Direction: Copy each line of the listing below exactly.

Data records
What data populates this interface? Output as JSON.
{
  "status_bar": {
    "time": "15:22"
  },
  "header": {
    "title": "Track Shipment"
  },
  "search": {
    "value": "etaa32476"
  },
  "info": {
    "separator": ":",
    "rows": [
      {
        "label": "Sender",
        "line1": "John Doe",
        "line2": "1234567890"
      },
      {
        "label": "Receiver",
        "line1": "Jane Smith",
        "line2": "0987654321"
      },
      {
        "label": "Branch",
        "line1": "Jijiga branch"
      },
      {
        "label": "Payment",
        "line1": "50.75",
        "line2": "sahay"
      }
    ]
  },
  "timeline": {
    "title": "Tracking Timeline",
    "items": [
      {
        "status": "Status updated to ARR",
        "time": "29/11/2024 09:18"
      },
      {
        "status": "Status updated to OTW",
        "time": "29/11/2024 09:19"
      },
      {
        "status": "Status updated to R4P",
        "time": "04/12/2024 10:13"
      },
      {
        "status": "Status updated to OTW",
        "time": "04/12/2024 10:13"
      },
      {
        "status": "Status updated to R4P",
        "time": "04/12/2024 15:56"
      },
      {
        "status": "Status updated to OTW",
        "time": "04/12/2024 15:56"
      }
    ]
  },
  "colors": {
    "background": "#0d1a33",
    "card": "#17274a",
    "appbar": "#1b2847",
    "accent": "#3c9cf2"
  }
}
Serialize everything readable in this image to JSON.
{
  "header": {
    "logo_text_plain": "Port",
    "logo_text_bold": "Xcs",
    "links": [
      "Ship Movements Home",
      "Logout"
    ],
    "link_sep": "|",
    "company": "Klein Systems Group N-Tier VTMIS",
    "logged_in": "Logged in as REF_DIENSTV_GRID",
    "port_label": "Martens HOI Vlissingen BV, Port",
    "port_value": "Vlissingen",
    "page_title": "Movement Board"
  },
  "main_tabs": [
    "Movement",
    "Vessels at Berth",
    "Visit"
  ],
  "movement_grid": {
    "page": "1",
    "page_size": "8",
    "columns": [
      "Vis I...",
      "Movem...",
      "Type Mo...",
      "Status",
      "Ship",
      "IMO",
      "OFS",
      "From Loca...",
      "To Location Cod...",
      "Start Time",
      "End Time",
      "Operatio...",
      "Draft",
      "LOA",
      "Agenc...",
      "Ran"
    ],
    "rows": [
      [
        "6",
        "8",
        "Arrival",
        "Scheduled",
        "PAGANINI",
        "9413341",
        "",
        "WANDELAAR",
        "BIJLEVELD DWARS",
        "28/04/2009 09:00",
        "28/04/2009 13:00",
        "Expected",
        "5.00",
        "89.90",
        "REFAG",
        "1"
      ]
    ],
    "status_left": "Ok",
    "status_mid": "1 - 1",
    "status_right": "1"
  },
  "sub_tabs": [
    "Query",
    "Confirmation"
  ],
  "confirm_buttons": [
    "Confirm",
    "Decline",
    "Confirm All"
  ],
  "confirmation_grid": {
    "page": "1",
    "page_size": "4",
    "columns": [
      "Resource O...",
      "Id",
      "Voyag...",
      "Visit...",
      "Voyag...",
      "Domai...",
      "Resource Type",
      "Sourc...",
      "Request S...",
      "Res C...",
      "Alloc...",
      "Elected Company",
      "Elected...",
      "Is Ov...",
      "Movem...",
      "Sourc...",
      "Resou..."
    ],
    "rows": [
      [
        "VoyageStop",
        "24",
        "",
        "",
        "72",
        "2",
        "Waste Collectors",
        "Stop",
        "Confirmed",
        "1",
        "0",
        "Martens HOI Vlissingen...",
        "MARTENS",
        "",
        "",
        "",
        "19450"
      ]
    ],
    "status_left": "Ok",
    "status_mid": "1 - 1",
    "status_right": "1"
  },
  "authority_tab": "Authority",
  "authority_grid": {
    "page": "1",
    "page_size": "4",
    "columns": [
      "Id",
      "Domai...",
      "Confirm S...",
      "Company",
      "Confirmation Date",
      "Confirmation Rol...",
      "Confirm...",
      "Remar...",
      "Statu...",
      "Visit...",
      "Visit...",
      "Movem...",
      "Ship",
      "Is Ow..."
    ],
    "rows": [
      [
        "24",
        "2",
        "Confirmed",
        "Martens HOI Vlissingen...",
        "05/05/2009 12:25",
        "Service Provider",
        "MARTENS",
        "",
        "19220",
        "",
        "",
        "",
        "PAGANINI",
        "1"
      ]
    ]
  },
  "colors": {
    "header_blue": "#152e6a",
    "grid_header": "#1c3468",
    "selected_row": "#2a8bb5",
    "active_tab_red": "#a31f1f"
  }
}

Solution to this problem:
What data populates this interface? Output as JSON.
{
  "status_bar": {
    "time": "15:22"
  },
  "header": {
    "title": "Track Shipment"
  },
  "search": {
    "value": "etaa32476"
  },
  "info": {
    "separator": ":",
    "rows": [
      {
        "label": "Sender",
        "line1": "John Doe",
        "line2": "1234567890"
      },
      {
        "label": "Receiver",
        "line1": "Jane Smith",
        "line2": "0987654321"
      },
      {
        "label": "Branch",
        "line1": "Jijiga branch"
      },
      {
        "label": "Payment",
        "line1": "50.75",
        "line2": "sahay"
      }
    ]
  },
  "timeline": {
    "title": "Tracking Timeline",
    "items": [
      {
        "status": "Status updated to ARR",
        "time": "29/11/2024 09:18"
      },
      {
        "status": "Status updated to OTW",
        "time": "29/11/2024 09:19"
      },
      {
        "status": "Status updated to R4P",
        "time": "04/12/2024 10:13"
      },
      {
        "status": "Status updated to OTW",
        "time": "04/12/2024 10:13"
      },
      {
        "status": "Status updated to R4P",
        "time": "04/12/2024 15:56"
      },
      {
        "status": "Status updated to OTW",
        "time": "04/12/2024 15:56"
      }
    ]
  },
  "colors": {
    "background": "#0d1a33",
    "card": "#17274a",
    "appbar": "#1b2847",
    "accent": "#3c9cf2"
  }
}
Serialize everything readable in this image to JSON.
{
  "header": {
    "logo_text_plain": "Port",
    "logo_text_bold": "Xcs",
    "links": [
      "Ship Movements Home",
      "Logout"
    ],
    "link_sep": "|",
    "company": "Klein Systems Group N-Tier VTMIS",
    "logged_in": "Logged in as REF_DIENSTV_GRID",
    "port_label": "Martens HOI Vlissingen BV, Port",
    "port_value": "Vlissingen",
    "page_title": "Movement Board"
  },
  "main_tabs": [
    "Movement",
    "Vessels at Berth",
    "Visit"
  ],
  "movement_grid": {
    "page": "1",
    "page_size": "8",
    "columns": [
      "Vis I...",
      "Movem...",
      "Type Mo...",
      "Status",
      "Ship",
      "IMO",
      "OFS",
      "From Loca...",
      "To Location Cod...",
      "Start Time",
      "End Time",
      "Operatio...",
      "Draft",
      "LOA",
      "Agenc...",
      "Ran"
    ],
    "rows": [
      [
        "6",
        "8",
        "Arrival",
        "Scheduled",
        "PAGANINI",
        "9413341",
        "",
        "WANDELAAR",
        "BIJLEVELD DWARS",
        "28/04/2009 09:00",
        "28/04/2009 13:00",
        "Expected",
        "5.00",
        "89.90",
        "REFAG",
        "1"
      ]
    ],
    "status_left": "Ok",
    "status_mid": "1 - 1",
    "status_right": "1"
  },
  "sub_tabs": [
    "Query",
    "Confirmation"
  ],
  "confirm_buttons": [
    "Confirm",
    "Decline",
    "Confirm All"
  ],
  "confirmation_grid": {
    "page": "1",
    "page_size": "4",
    "columns": [
      "Resource O...",
      "Id",
      "Voyag...",
      "Visit...",
      "Voyag...",
      "Domai...",
      "Resource Type",
      "Sourc...",
      "Request S...",
      "Res C...",
      "Alloc...",
      "Elected Company",
      "Elected...",
      "Is Ov...",
      "Movem...",
      "Sourc...",
      "Resou..."
    ],
    "rows": [
      [
        "VoyageStop",
        "24",
        "",
        "",
        "72",
        "2",
        "Waste Collectors",
        "Stop",
        "Confirmed",
        "1",
        "0",
        "Martens HOI Vlissingen...",
        "MARTENS",
        "",
        "",
        "",
        "19450"
      ]
    ],
    "status_left": "Ok",
    "status_mid": "1 - 1",
    "status_right": "1"
  },
  "authority_tab": "Authority",
  "authority_grid": {
    "page": "1",
    "page_size": "4",
    "columns": [
      "Id",
      "Domai...",
      "Confirm S...",
      "Company",
      "Confirmation Date",
      "Confirmation Rol...",
      "Confirm...",
      "Remar...",
      "Statu...",
      "Visit...",
      "Visit...",
      "Movem...",
      "Ship",
      "Is Ow..."
    ],
    "rows": [
      [
        "24",
        "2",
        "Confirmed",
        "Martens HOI Vlissingen...",
        "05/05/2009 12:25",
        "Service Provider",
        "MARTENS",
        "",
        "19220",
        "",
        "",
        "",
        "PAGANINI",
        "1"
      ]
    ]
  },
  "colors": {
    "header_blue": "#152e6a",
    "grid_header": "#1c3468",
    "selected_row": "#2a8bb5",
    "active_tab_red": "#a31f1f"
  }
}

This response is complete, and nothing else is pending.